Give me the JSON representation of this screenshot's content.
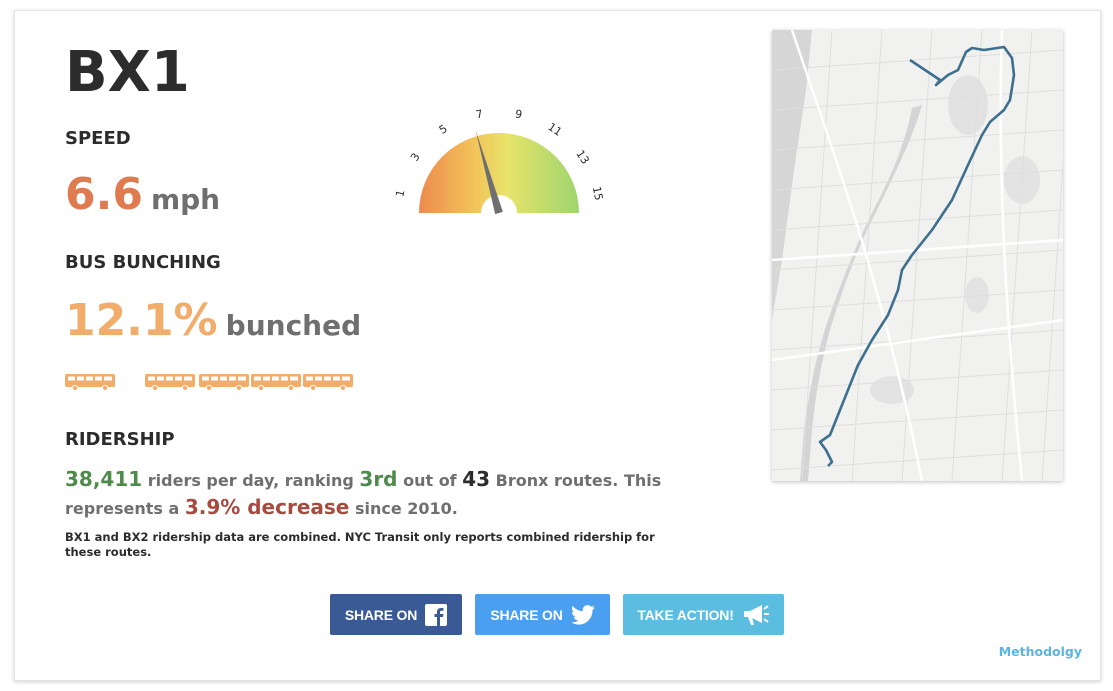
{
  "route": {
    "name": "BX1"
  },
  "speed": {
    "label": "SPEED",
    "value": "6.6",
    "unit": "mph",
    "value_color": "#e07b4f"
  },
  "gauge": {
    "ticks": [
      "1",
      "3",
      "5",
      "7",
      "9",
      "11",
      "13",
      "15"
    ],
    "min": 0,
    "max": 16,
    "value": 6.6
  },
  "bunching": {
    "label": "BUS BUNCHING",
    "value": "12.1%",
    "unit": "bunched",
    "value_color": "#f2ad6b",
    "bus_icons": [
      "bus-icon",
      "bus-icon",
      "bus-icon",
      "bus-icon",
      "bus-icon"
    ],
    "bus_color": "#f2ad6b"
  },
  "ridership": {
    "label": "RIDERSHIP",
    "riders": "38,411",
    "t1": " riders per day, ranking ",
    "rank": "3rd",
    "t2": " out of ",
    "total": "43",
    "t3": " Bronx routes. This represents a ",
    "change": "3.9% decrease",
    "t4": " since 2010.",
    "note": "BX1 and BX2 ridership data are combined. NYC Transit only reports combined ridership for these routes."
  },
  "buttons": {
    "share_facebook": "SHARE ON",
    "share_twitter": "SHARE ON",
    "take_action": "TAKE ACTION!"
  },
  "footer": {
    "methodology": "Methodolgy"
  },
  "colors": {
    "facebook": "#3a5a96",
    "twitter": "#4a9ff0",
    "action": "#5bbde0",
    "route_line": "#3d6f8e"
  }
}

::::

• PROBLEM STATEMENT: Reproduce each line from the records that contains the word "label".

• EXPECTED ANSWER:
    "label": "SPEED",
    "label": "BUS BUNCHING",
    "label": "RIDERSHIP",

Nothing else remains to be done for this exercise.